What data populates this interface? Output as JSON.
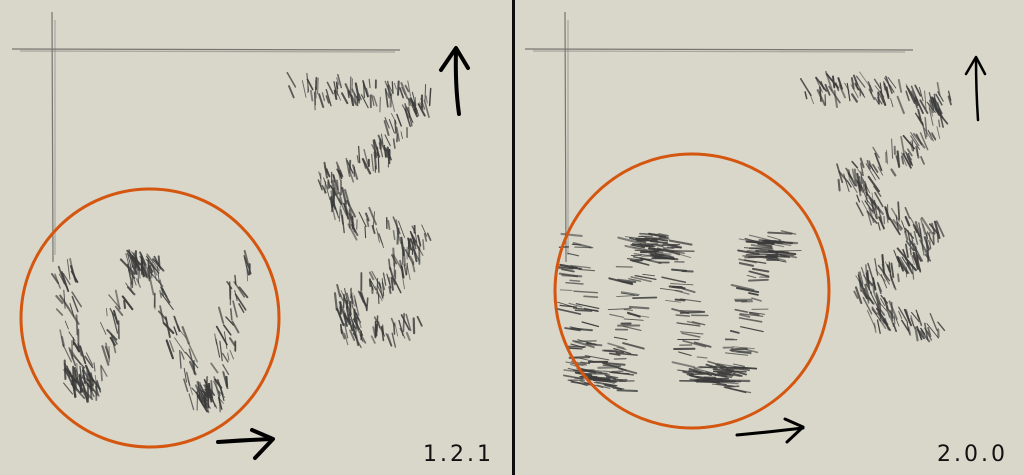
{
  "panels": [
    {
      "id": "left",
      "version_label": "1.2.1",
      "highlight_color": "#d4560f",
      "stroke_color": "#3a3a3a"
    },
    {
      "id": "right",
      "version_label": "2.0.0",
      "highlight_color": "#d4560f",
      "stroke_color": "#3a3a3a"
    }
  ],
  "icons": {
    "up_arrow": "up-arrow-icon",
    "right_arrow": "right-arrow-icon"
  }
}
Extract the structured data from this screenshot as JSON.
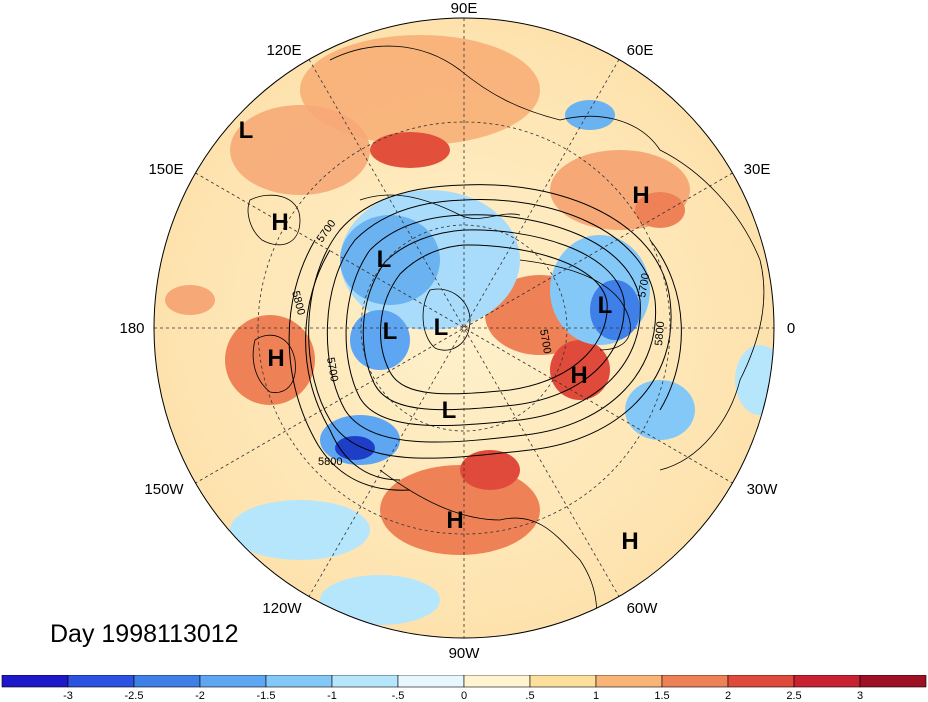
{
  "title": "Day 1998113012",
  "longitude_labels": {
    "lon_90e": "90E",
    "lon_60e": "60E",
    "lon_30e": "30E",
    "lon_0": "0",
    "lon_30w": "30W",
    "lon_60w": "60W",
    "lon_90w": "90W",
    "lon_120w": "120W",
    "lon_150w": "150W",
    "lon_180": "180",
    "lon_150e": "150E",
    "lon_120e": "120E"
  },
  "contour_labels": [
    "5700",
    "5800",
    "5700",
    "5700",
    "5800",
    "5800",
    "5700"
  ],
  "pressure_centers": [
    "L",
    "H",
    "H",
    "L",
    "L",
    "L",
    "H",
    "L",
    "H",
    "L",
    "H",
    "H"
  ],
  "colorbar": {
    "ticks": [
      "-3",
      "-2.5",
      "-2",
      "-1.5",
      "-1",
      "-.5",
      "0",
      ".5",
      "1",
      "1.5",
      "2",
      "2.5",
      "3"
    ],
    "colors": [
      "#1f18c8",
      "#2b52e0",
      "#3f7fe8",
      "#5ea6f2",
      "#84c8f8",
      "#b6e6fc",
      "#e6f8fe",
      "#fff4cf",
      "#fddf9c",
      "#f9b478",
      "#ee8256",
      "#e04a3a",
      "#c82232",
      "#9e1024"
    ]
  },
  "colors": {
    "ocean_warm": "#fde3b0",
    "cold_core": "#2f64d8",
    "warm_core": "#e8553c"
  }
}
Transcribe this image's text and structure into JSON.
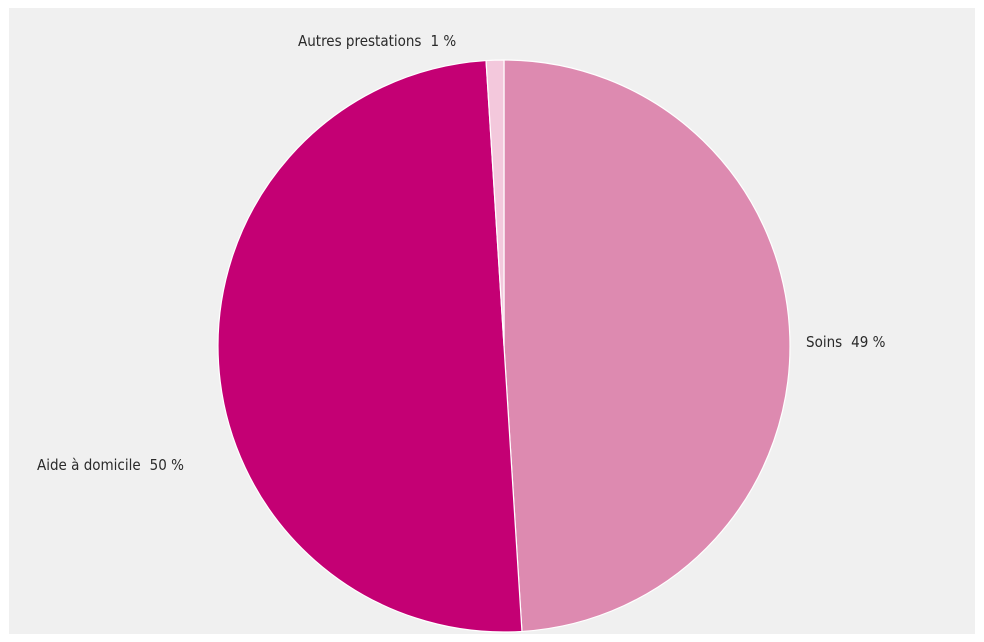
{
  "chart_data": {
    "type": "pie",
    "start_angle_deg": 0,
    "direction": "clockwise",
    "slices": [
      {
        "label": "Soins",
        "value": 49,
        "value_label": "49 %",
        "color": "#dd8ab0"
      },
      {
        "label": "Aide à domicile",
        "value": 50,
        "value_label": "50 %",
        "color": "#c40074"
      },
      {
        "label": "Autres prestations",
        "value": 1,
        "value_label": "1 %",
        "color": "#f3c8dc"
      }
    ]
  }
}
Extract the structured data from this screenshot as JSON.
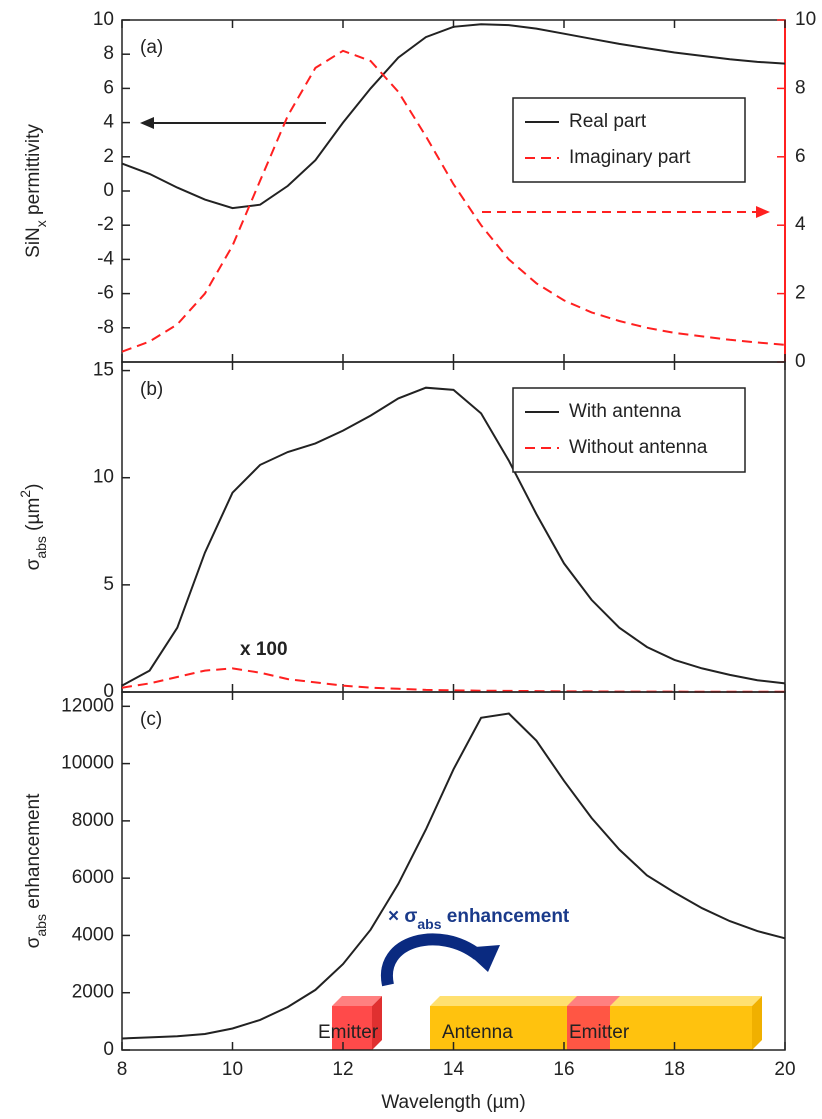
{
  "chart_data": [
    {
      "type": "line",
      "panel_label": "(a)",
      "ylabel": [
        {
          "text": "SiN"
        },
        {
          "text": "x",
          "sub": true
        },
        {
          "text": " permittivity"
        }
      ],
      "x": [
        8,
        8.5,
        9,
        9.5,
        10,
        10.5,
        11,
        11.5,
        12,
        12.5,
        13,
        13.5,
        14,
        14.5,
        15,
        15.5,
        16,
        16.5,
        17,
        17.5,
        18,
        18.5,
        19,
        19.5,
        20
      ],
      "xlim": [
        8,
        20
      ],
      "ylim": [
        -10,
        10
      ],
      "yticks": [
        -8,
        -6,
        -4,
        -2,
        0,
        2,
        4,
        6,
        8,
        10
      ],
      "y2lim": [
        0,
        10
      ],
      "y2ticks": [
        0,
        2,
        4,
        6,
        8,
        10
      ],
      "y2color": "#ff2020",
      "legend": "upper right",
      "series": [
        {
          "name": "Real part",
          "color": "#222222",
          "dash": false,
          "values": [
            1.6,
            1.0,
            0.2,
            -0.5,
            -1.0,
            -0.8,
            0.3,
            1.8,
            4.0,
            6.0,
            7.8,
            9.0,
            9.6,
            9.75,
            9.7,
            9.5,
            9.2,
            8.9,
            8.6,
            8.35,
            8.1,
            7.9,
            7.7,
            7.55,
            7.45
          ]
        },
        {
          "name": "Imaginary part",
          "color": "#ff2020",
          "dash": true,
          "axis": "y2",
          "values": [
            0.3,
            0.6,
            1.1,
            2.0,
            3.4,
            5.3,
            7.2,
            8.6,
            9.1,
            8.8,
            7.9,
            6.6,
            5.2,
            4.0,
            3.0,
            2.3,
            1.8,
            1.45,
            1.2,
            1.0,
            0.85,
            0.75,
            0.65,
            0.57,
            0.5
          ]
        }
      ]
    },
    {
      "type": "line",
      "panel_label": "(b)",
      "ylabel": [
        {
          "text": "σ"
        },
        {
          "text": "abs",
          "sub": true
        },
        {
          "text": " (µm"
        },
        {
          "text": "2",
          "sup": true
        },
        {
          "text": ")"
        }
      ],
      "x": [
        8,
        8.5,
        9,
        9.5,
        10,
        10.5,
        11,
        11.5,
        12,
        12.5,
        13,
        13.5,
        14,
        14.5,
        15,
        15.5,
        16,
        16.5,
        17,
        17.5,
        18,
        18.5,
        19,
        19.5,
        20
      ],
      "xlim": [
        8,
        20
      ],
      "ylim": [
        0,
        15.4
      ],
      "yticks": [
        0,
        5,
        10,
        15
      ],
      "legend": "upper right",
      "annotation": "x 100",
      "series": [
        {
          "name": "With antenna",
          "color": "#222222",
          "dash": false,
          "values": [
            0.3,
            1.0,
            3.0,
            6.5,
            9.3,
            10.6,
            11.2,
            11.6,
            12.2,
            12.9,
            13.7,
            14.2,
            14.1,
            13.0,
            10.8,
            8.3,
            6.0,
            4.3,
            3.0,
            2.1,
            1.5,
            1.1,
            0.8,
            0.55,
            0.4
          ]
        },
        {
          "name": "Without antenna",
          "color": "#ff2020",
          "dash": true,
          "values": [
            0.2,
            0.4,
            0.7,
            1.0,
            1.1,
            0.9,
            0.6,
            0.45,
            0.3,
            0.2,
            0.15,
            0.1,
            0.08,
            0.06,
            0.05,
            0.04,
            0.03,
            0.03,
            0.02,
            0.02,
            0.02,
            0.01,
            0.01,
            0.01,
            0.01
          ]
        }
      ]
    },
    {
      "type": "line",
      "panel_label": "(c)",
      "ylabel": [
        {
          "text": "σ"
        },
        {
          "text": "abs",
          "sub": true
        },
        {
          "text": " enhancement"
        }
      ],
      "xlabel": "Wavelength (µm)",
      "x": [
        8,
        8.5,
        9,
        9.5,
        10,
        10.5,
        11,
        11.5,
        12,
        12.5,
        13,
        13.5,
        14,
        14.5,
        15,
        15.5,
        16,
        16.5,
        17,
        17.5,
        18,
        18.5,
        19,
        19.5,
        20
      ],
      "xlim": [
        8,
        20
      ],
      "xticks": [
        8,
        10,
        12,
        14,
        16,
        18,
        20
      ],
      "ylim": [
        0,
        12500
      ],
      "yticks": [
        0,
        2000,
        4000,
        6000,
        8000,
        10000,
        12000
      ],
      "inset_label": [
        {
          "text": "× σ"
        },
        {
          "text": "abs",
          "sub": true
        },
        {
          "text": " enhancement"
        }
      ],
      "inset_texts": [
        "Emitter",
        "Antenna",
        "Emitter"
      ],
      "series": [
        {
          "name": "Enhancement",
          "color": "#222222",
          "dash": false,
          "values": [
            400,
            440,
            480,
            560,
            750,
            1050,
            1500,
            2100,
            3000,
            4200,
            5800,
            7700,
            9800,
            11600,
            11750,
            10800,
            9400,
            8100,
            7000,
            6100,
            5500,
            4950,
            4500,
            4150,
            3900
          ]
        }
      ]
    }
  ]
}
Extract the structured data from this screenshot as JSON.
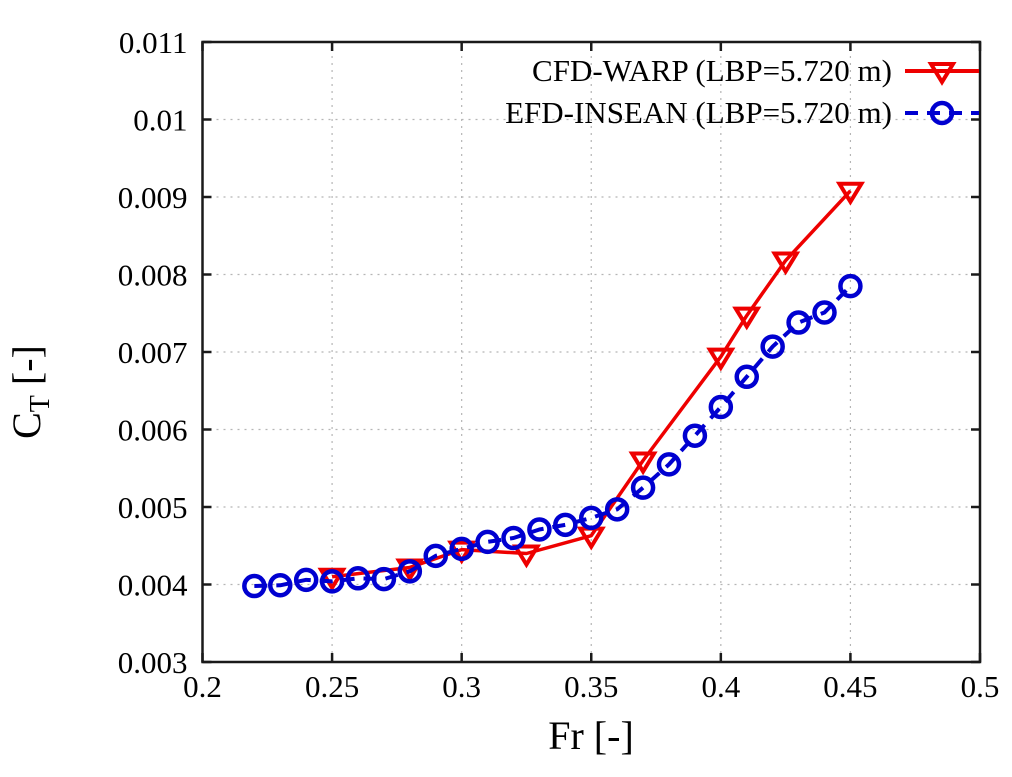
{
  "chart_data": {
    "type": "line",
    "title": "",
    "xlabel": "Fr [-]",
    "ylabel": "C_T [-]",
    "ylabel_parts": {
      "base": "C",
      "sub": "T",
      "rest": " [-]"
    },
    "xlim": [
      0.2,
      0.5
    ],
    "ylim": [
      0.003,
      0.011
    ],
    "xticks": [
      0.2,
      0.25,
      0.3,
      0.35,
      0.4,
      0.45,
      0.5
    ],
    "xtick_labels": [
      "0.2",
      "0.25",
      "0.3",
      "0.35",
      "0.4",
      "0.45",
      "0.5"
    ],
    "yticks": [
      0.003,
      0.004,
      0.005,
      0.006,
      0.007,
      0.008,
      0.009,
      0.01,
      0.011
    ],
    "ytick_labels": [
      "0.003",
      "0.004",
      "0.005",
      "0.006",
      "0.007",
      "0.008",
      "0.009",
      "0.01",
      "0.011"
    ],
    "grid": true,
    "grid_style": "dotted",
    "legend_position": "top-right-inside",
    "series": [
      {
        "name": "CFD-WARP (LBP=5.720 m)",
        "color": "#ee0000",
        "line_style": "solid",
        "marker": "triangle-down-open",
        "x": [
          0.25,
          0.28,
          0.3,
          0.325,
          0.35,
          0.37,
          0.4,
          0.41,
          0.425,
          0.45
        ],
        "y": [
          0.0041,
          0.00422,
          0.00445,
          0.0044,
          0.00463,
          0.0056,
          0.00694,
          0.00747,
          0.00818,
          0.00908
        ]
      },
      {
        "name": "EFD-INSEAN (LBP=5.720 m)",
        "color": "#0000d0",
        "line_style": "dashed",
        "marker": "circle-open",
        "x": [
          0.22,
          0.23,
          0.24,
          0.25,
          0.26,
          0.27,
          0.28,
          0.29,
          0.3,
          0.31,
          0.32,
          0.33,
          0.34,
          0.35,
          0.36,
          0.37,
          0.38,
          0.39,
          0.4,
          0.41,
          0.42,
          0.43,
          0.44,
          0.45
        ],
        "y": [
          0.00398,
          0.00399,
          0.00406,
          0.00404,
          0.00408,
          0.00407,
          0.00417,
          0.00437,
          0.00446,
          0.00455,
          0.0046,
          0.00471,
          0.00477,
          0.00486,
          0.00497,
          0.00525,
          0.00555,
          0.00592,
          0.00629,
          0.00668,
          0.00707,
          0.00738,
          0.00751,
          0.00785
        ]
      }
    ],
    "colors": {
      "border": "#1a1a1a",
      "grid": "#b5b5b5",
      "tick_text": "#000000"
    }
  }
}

-- GIVEN REQUEST --
Locate the lines above that contain "marker" and copy them.

-- SOLUTION TO THE PROBLEM --
        "marker": "triangle-down-open",
        "marker": "circle-open",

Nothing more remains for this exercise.